start

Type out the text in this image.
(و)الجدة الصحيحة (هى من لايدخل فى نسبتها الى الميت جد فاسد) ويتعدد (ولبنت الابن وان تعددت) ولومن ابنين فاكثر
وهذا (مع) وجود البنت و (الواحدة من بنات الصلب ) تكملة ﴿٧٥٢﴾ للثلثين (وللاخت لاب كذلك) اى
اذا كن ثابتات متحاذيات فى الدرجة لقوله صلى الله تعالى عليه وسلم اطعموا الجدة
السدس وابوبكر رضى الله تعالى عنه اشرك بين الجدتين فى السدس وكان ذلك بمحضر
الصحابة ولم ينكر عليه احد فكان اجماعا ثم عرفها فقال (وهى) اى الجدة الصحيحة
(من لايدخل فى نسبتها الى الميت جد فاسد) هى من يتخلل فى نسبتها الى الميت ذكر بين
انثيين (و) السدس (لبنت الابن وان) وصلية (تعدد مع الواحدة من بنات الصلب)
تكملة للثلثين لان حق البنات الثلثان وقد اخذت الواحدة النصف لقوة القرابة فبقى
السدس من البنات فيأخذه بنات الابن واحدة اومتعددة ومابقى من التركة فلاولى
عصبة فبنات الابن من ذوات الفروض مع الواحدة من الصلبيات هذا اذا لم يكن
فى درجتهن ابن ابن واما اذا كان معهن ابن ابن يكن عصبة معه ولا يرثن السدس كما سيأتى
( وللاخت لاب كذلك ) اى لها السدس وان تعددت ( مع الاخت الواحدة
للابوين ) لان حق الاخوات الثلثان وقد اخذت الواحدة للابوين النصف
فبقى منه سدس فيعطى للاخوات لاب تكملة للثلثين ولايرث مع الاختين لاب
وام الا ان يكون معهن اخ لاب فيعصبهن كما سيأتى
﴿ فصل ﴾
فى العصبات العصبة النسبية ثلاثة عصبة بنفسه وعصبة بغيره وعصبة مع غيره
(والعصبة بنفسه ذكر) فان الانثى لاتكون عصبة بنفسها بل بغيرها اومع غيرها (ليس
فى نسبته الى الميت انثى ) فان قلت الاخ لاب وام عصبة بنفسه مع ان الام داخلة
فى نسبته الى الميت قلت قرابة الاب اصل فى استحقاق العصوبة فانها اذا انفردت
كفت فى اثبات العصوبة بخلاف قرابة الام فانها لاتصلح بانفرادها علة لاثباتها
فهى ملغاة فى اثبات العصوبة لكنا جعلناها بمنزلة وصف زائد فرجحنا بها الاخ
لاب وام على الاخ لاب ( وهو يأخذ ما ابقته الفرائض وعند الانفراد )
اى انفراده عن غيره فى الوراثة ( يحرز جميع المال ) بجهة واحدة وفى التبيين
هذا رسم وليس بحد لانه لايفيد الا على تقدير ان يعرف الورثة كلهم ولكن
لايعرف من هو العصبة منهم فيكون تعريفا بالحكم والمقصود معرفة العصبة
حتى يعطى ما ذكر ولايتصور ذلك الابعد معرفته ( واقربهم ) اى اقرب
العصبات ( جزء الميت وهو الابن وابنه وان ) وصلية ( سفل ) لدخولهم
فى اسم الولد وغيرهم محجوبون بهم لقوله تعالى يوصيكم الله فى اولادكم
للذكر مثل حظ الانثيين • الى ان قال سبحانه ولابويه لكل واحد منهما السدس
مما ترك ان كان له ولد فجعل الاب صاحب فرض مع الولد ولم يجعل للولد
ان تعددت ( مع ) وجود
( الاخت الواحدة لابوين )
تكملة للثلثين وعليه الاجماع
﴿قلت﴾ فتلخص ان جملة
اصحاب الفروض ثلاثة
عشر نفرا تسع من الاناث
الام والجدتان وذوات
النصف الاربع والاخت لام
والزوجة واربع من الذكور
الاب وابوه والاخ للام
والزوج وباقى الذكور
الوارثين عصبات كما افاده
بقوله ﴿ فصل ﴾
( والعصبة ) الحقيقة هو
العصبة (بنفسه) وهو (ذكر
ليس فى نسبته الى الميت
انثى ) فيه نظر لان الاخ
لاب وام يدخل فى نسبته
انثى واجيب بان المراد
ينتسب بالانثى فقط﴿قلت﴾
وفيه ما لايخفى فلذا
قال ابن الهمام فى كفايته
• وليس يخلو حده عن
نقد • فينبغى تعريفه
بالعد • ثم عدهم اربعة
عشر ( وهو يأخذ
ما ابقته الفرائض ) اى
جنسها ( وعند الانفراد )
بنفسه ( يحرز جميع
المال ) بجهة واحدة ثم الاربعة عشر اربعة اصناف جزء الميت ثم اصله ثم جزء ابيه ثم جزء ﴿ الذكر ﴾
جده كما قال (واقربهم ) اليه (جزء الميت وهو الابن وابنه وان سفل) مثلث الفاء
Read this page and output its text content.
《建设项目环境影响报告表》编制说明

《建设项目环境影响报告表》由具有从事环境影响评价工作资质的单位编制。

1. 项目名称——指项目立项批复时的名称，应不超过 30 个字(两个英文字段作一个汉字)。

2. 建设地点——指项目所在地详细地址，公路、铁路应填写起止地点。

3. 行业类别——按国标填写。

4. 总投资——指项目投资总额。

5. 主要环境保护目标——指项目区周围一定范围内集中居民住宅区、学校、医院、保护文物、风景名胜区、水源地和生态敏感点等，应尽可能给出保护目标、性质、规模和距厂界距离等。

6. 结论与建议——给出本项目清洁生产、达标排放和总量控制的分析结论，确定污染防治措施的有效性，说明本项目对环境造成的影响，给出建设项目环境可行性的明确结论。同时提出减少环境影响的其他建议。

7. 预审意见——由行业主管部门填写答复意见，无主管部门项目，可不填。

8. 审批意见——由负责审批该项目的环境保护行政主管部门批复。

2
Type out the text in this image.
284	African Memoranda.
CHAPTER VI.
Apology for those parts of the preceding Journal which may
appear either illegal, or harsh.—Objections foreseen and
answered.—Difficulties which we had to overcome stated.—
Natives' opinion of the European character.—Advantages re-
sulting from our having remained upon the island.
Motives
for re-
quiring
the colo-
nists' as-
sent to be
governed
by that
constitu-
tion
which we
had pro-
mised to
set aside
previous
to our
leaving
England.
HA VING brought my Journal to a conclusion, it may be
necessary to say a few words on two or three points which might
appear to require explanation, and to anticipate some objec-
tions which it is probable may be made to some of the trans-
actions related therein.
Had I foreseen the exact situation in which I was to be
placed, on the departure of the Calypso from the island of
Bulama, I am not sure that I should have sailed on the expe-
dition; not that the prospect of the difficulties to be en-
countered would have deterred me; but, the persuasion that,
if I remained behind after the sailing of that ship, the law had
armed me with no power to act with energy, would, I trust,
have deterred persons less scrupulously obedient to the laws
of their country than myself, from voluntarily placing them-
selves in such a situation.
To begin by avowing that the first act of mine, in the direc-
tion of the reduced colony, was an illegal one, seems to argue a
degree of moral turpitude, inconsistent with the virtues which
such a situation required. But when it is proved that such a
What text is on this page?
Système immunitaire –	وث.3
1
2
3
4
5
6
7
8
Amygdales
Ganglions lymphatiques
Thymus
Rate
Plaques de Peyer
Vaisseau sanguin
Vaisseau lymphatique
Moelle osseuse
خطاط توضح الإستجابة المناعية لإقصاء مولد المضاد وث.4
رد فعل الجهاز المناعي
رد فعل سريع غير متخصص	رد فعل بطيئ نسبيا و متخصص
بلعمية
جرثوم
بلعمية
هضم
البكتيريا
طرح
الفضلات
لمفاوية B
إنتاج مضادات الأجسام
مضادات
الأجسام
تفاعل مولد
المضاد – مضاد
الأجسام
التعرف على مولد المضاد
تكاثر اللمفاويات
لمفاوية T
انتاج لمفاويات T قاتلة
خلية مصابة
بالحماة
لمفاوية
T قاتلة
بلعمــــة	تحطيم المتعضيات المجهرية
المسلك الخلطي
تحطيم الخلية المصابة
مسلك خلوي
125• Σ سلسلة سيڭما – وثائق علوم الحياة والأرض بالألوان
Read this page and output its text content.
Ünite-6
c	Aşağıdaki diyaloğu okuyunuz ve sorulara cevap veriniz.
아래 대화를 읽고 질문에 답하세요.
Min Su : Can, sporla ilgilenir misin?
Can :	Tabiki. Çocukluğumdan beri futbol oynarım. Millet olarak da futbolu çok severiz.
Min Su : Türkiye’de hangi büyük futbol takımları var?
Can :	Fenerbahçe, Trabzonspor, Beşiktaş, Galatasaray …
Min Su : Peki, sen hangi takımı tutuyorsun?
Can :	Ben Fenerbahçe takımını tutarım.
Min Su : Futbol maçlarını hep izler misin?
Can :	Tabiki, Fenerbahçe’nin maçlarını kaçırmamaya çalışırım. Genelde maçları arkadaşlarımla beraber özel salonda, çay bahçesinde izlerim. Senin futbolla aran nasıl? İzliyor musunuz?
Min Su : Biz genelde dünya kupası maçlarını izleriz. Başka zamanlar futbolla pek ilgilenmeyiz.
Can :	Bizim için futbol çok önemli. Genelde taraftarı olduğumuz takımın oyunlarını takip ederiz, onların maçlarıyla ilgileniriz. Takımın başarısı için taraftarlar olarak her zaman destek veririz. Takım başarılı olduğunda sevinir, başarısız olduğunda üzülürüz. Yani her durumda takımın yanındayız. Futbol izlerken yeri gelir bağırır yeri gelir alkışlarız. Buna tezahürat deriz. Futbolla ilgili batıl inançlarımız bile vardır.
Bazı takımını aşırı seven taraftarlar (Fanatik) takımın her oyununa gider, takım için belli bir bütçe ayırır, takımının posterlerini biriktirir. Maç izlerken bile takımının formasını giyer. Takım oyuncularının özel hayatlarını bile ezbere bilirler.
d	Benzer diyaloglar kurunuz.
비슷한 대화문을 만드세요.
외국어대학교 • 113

end

Filter the records down to the lines that contain the string "with", and copy those lines.

### [WRITTEN SOLUTION]
armed me with no power to act with energy, would, I trust,
degree of moral turpitude, inconsistent with the virtues which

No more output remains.